== Task statement ==
Write out the listing beneath this instruction in its entirety, exactly as it reads.

== Records for this exercise ==
_____
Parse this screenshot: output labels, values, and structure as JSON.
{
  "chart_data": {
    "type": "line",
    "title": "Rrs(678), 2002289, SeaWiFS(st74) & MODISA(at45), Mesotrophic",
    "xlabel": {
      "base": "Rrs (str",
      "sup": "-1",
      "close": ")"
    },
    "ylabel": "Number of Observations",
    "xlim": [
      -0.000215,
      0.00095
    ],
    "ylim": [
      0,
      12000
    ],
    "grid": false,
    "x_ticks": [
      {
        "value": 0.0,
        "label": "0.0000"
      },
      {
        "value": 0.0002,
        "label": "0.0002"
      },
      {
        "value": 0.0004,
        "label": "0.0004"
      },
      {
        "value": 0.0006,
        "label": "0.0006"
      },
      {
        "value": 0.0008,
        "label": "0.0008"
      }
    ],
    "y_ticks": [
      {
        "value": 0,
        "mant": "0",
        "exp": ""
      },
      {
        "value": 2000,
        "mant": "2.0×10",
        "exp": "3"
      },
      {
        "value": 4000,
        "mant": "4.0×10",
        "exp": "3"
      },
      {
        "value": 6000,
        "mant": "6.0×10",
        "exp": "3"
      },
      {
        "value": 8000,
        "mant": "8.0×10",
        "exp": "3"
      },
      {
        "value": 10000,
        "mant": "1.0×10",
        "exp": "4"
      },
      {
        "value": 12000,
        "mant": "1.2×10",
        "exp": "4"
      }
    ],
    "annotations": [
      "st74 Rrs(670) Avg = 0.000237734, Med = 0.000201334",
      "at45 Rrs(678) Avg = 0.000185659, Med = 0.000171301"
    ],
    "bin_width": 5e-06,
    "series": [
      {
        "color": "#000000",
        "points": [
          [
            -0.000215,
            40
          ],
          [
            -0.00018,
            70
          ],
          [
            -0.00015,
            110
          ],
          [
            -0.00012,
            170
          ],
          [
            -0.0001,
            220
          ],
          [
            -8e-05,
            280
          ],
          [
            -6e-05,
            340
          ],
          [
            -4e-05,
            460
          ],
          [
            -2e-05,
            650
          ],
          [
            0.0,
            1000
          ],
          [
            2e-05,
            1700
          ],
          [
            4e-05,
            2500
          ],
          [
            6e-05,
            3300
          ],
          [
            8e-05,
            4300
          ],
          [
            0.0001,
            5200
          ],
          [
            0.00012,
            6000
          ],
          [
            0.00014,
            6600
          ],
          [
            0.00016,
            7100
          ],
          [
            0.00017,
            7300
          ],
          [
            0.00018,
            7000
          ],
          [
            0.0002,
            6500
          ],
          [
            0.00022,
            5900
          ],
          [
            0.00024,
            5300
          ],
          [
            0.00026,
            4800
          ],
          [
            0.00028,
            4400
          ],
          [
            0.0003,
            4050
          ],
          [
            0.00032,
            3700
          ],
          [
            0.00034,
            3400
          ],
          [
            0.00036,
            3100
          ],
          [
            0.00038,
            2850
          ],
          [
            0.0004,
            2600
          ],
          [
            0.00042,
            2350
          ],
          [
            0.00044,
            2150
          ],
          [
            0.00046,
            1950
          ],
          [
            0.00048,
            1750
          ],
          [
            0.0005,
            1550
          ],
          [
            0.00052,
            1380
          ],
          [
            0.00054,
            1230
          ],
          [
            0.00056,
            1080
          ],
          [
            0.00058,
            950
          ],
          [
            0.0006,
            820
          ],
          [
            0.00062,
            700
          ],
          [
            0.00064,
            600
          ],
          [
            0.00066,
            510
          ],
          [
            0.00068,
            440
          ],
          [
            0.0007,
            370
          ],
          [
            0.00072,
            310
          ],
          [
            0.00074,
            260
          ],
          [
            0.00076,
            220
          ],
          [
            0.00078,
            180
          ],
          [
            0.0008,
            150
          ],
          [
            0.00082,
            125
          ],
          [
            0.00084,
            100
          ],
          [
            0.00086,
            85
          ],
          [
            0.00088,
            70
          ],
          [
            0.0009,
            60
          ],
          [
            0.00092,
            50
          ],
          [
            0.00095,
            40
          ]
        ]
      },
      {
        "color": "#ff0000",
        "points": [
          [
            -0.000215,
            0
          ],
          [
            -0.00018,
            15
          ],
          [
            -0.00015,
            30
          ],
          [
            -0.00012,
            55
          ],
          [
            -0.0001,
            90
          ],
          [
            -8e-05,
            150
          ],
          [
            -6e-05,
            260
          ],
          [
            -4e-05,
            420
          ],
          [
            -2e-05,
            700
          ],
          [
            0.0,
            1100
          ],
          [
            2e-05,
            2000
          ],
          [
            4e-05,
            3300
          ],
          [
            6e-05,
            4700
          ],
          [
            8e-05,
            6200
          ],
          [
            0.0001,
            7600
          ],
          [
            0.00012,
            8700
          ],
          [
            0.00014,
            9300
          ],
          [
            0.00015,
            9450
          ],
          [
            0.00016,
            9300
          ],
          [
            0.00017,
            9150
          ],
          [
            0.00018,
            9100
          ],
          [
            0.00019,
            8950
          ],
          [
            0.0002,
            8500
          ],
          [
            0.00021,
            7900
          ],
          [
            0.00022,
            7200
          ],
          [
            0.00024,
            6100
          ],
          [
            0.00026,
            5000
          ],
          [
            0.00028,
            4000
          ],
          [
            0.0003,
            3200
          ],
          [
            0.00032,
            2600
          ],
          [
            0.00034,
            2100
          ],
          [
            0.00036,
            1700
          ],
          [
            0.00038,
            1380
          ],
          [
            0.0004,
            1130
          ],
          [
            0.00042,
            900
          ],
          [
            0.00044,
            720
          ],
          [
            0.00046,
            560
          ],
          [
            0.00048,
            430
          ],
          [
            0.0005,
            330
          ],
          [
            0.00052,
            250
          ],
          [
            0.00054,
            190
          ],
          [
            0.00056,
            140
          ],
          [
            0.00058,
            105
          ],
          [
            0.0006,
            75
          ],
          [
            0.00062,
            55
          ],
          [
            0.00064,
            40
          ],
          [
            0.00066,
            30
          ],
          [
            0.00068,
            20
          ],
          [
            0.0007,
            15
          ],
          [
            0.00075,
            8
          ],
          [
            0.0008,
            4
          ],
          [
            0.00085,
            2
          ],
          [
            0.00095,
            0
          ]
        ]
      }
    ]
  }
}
_____
== Finished task ==
Parse this screenshot: output labels, values, and structure as JSON.
{
  "chart_data": {
    "type": "line",
    "title": "Rrs(678), 2002289, SeaWiFS(st74) & MODISA(at45), Mesotrophic",
    "xlabel": {
      "base": "Rrs (str",
      "sup": "-1",
      "close": ")"
    },
    "ylabel": "Number of Observations",
    "xlim": [
      -0.000215,
      0.00095
    ],
    "ylim": [
      0,
      12000
    ],
    "grid": false,
    "x_ticks": [
      {
        "value": 0.0,
        "label": "0.0000"
      },
      {
        "value": 0.0002,
        "label": "0.0002"
      },
      {
        "value": 0.0004,
        "label": "0.0004"
      },
      {
        "value": 0.0006,
        "label": "0.0006"
      },
      {
        "value": 0.0008,
        "label": "0.0008"
      }
    ],
    "y_ticks": [
      {
        "value": 0,
        "mant": "0",
        "exp": ""
      },
      {
        "value": 2000,
        "mant": "2.0×10",
        "exp": "3"
      },
      {
        "value": 4000,
        "mant": "4.0×10",
        "exp": "3"
      },
      {
        "value": 6000,
        "mant": "6.0×10",
        "exp": "3"
      },
      {
        "value": 8000,
        "mant": "8.0×10",
        "exp": "3"
      },
      {
        "value": 10000,
        "mant": "1.0×10",
        "exp": "4"
      },
      {
        "value": 12000,
        "mant": "1.2×10",
        "exp": "4"
      }
    ],
    "annotations": [
      "st74 Rrs(670) Avg = 0.000237734, Med = 0.000201334",
      "at45 Rrs(678) Avg = 0.000185659, Med = 0.000171301"
    ],
    "bin_width": 5e-06,
    "series": [
      {
        "color": "#000000",
        "points": [
          [
            -0.000215,
            40
          ],
          [
            -0.00018,
            70
          ],
          [
            -0.00015,
            110
          ],
          [
            -0.00012,
            170
          ],
          [
            -0.0001,
            220
          ],
          [
            -8e-05,
            280
          ],
          [
            -6e-05,
            340
          ],
          [
            -4e-05,
            460
          ],
          [
            -2e-05,
            650
          ],
          [
            0.0,
            1000
          ],
          [
            2e-05,
            1700
          ],
          [
            4e-05,
            2500
          ],
          [
            6e-05,
            3300
          ],
          [
            8e-05,
            4300
          ],
          [
            0.0001,
            5200
          ],
          [
            0.00012,
            6000
          ],
          [
            0.00014,
            6600
          ],
          [
            0.00016,
            7100
          ],
          [
            0.00017,
            7300
          ],
          [
            0.00018,
            7000
          ],
          [
            0.0002,
            6500
          ],
          [
            0.00022,
            5900
          ],
          [
            0.00024,
            5300
          ],
          [
            0.00026,
            4800
          ],
          [
            0.00028,
            4400
          ],
          [
            0.0003,
            4050
          ],
          [
            0.00032,
            3700
          ],
          [
            0.00034,
            3400
          ],
          [
            0.00036,
            3100
          ],
          [
            0.00038,
            2850
          ],
          [
            0.0004,
            2600
          ],
          [
            0.00042,
            2350
          ],
          [
            0.00044,
            2150
          ],
          [
            0.00046,
            1950
          ],
          [
            0.00048,
            1750
          ],
          [
            0.0005,
            1550
          ],
          [
            0.00052,
            1380
          ],
          [
            0.00054,
            1230
          ],
          [
            0.00056,
            1080
          ],
          [
            0.00058,
            950
          ],
          [
            0.0006,
            820
          ],
          [
            0.00062,
            700
          ],
          [
            0.00064,
            600
          ],
          [
            0.00066,
            510
          ],
          [
            0.00068,
            440
          ],
          [
            0.0007,
            370
          ],
          [
            0.00072,
            310
          ],
          [
            0.00074,
            260
          ],
          [
            0.00076,
            220
          ],
          [
            0.00078,
            180
          ],
          [
            0.0008,
            150
          ],
          [
            0.00082,
            125
          ],
          [
            0.00084,
            100
          ],
          [
            0.00086,
            85
          ],
          [
            0.00088,
            70
          ],
          [
            0.0009,
            60
          ],
          [
            0.00092,
            50
          ],
          [
            0.00095,
            40
          ]
        ]
      },
      {
        "color": "#ff0000",
        "points": [
          [
            -0.000215,
            0
          ],
          [
            -0.00018,
            15
          ],
          [
            -0.00015,
            30
          ],
          [
            -0.00012,
            55
          ],
          [
            -0.0001,
            90
          ],
          [
            -8e-05,
            150
          ],
          [
            -6e-05,
            260
          ],
          [
            -4e-05,
            420
          ],
          [
            -2e-05,
            700
          ],
          [
            0.0,
            1100
          ],
          [
            2e-05,
            2000
          ],
          [
            4e-05,
            3300
          ],
          [
            6e-05,
            4700
          ],
          [
            8e-05,
            6200
          ],
          [
            0.0001,
            7600
          ],
          [
            0.00012,
            8700
          ],
          [
            0.00014,
            9300
          ],
          [
            0.00015,
            9450
          ],
          [
            0.00016,
            9300
          ],
          [
            0.00017,
            9150
          ],
          [
            0.00018,
            9100
          ],
          [
            0.00019,
            8950
          ],
          [
            0.0002,
            8500
          ],
          [
            0.00021,
            7900
          ],
          [
            0.00022,
            7200
          ],
          [
            0.00024,
            6100
          ],
          [
            0.00026,
            5000
          ],
          [
            0.00028,
            4000
          ],
          [
            0.0003,
            3200
          ],
          [
            0.00032,
            2600
          ],
          [
            0.00034,
            2100
          ],
          [
            0.00036,
            1700
          ],
          [
            0.00038,
            1380
          ],
          [
            0.0004,
            1130
          ],
          [
            0.00042,
            900
          ],
          [
            0.00044,
            720
          ],
          [
            0.00046,
            560
          ],
          [
            0.00048,
            430
          ],
          [
            0.0005,
            330
          ],
          [
            0.00052,
            250
          ],
          [
            0.00054,
            190
          ],
          [
            0.00056,
            140
          ],
          [
            0.00058,
            105
          ],
          [
            0.0006,
            75
          ],
          [
            0.00062,
            55
          ],
          [
            0.00064,
            40
          ],
          [
            0.00066,
            30
          ],
          [
            0.00068,
            20
          ],
          [
            0.0007,
            15
          ],
          [
            0.00075,
            8
          ],
          [
            0.0008,
            4
          ],
          [
            0.00085,
            2
          ],
          [
            0.00095,
            0
          ]
        ]
      }
    ]
  }
}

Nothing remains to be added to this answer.